**Objective:** Write the entries below out again exactly; any picture in them stays out.

**Working data:**
- - - - -
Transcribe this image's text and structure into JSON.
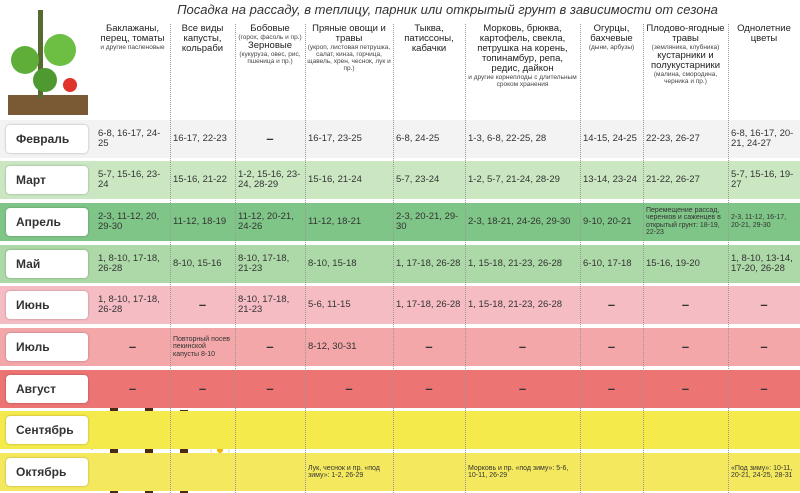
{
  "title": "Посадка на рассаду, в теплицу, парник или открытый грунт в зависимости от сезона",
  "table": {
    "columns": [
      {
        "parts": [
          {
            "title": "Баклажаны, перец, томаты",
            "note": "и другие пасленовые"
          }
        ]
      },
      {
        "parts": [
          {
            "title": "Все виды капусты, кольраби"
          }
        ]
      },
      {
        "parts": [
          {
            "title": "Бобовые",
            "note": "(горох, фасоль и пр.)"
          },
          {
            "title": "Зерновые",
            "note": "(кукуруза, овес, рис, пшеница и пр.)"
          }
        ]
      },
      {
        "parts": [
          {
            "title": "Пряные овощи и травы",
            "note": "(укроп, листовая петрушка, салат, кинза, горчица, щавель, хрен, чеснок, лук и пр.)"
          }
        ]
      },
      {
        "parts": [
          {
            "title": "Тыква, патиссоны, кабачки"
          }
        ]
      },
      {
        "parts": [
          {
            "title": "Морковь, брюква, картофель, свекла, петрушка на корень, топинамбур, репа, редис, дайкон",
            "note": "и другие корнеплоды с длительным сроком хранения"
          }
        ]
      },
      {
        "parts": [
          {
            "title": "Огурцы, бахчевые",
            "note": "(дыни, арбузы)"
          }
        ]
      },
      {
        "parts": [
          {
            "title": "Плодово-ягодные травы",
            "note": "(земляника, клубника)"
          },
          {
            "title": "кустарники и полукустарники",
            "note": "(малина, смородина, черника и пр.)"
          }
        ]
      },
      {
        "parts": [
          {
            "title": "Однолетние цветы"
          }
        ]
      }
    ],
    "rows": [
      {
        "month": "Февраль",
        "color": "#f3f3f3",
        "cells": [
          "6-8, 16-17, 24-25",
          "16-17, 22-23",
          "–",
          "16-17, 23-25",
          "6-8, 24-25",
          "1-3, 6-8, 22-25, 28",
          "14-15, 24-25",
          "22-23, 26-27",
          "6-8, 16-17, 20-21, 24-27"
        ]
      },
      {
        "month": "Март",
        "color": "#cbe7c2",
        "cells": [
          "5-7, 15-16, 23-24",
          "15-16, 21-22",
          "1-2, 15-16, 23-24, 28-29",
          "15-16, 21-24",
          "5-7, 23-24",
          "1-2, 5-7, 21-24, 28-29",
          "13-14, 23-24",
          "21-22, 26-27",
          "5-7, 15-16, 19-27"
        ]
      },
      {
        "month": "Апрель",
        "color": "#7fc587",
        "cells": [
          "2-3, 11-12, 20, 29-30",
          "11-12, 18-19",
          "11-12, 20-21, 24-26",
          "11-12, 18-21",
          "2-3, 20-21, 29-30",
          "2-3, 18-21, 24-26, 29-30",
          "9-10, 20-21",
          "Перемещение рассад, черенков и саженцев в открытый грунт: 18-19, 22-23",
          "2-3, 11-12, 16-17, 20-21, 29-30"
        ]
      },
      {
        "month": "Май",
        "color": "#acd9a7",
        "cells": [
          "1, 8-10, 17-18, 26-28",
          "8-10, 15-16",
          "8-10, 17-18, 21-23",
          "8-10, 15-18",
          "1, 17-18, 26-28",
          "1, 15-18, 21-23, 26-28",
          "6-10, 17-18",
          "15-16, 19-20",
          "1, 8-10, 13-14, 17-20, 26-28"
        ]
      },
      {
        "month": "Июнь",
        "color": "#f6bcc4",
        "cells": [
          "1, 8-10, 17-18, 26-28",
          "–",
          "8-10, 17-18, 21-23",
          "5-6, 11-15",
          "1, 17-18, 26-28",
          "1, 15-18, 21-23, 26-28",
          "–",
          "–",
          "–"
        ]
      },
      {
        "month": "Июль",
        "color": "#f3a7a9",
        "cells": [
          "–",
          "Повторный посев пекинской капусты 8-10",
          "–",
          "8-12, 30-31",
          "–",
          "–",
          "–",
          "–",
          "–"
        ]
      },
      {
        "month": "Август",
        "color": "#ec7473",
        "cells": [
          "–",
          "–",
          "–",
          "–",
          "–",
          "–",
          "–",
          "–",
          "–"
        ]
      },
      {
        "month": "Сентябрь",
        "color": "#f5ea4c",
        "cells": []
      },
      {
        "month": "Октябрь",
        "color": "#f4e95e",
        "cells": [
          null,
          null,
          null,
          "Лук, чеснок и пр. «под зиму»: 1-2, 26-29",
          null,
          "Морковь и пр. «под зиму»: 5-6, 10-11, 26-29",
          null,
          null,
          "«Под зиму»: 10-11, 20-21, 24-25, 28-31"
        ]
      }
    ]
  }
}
- - - - -
**Solution for this problem:**
Transcribe this image's text and structure into JSON.
{
  "title": "Посадка на рассаду, в теплицу, парник или открытый грунт в зависимости от сезона",
  "table": {
    "columns": [
      {
        "parts": [
          {
            "title": "Баклажаны, перец, томаты",
            "note": "и другие пасленовые"
          }
        ]
      },
      {
        "parts": [
          {
            "title": "Все виды капусты, кольраби"
          }
        ]
      },
      {
        "parts": [
          {
            "title": "Бобовые",
            "note": "(горох, фасоль и пр.)"
          },
          {
            "title": "Зерновые",
            "note": "(кукуруза, овес, рис, пшеница и пр.)"
          }
        ]
      },
      {
        "parts": [
          {
            "title": "Пряные овощи и травы",
            "note": "(укроп, листовая петрушка, салат, кинза, горчица, щавель, хрен, чеснок, лук и пр.)"
          }
        ]
      },
      {
        "parts": [
          {
            "title": "Тыква, патиссоны, кабачки"
          }
        ]
      },
      {
        "parts": [
          {
            "title": "Морковь, брюква, картофель, свекла, петрушка на корень, топинамбур, репа, редис, дайкон",
            "note": "и другие корнеплоды с длительным сроком хранения"
          }
        ]
      },
      {
        "parts": [
          {
            "title": "Огурцы, бахчевые",
            "note": "(дыни, арбузы)"
          }
        ]
      },
      {
        "parts": [
          {
            "title": "Плодово-ягодные травы",
            "note": "(земляника, клубника)"
          },
          {
            "title": "кустарники и полукустарники",
            "note": "(малина, смородина, черника и пр.)"
          }
        ]
      },
      {
        "parts": [
          {
            "title": "Однолетние цветы"
          }
        ]
      }
    ],
    "rows": [
      {
        "month": "Февраль",
        "color": "#f3f3f3",
        "cells": [
          "6-8, 16-17, 24-25",
          "16-17, 22-23",
          "–",
          "16-17, 23-25",
          "6-8, 24-25",
          "1-3, 6-8, 22-25, 28",
          "14-15, 24-25",
          "22-23, 26-27",
          "6-8, 16-17, 20-21, 24-27"
        ]
      },
      {
        "month": "Март",
        "color": "#cbe7c2",
        "cells": [
          "5-7, 15-16, 23-24",
          "15-16, 21-22",
          "1-2, 15-16, 23-24, 28-29",
          "15-16, 21-24",
          "5-7, 23-24",
          "1-2, 5-7, 21-24, 28-29",
          "13-14, 23-24",
          "21-22, 26-27",
          "5-7, 15-16, 19-27"
        ]
      },
      {
        "month": "Апрель",
        "color": "#7fc587",
        "cells": [
          "2-3, 11-12, 20, 29-30",
          "11-12, 18-19",
          "11-12, 20-21, 24-26",
          "11-12, 18-21",
          "2-3, 20-21, 29-30",
          "2-3, 18-21, 24-26, 29-30",
          "9-10, 20-21",
          "Перемещение рассад, черенков и саженцев в открытый грунт: 18-19, 22-23",
          "2-3, 11-12, 16-17, 20-21, 29-30"
        ]
      },
      {
        "month": "Май",
        "color": "#acd9a7",
        "cells": [
          "1, 8-10, 17-18, 26-28",
          "8-10, 15-16",
          "8-10, 17-18, 21-23",
          "8-10, 15-18",
          "1, 17-18, 26-28",
          "1, 15-18, 21-23, 26-28",
          "6-10, 17-18",
          "15-16, 19-20",
          "1, 8-10, 13-14, 17-20, 26-28"
        ]
      },
      {
        "month": "Июнь",
        "color": "#f6bcc4",
        "cells": [
          "1, 8-10, 17-18, 26-28",
          "–",
          "8-10, 17-18, 21-23",
          "5-6, 11-15",
          "1, 17-18, 26-28",
          "1, 15-18, 21-23, 26-28",
          "–",
          "–",
          "–"
        ]
      },
      {
        "month": "Июль",
        "color": "#f3a7a9",
        "cells": [
          "–",
          "Повторный посев пекинской капусты 8-10",
          "–",
          "8-12, 30-31",
          "–",
          "–",
          "–",
          "–",
          "–"
        ]
      },
      {
        "month": "Август",
        "color": "#ec7473",
        "cells": [
          "–",
          "–",
          "–",
          "–",
          "–",
          "–",
          "–",
          "–",
          "–"
        ]
      },
      {
        "month": "Сентябрь",
        "color": "#f5ea4c",
        "cells": []
      },
      {
        "month": "Октябрь",
        "color": "#f4e95e",
        "cells": [
          null,
          null,
          null,
          "Лук, чеснок и пр. «под зиму»: 1-2, 26-29",
          null,
          "Морковь и пр. «под зиму»: 5-6, 10-11, 26-29",
          null,
          null,
          "«Под зиму»: 10-11, 20-21, 24-25, 28-31"
        ]
      }
    ]
  }
}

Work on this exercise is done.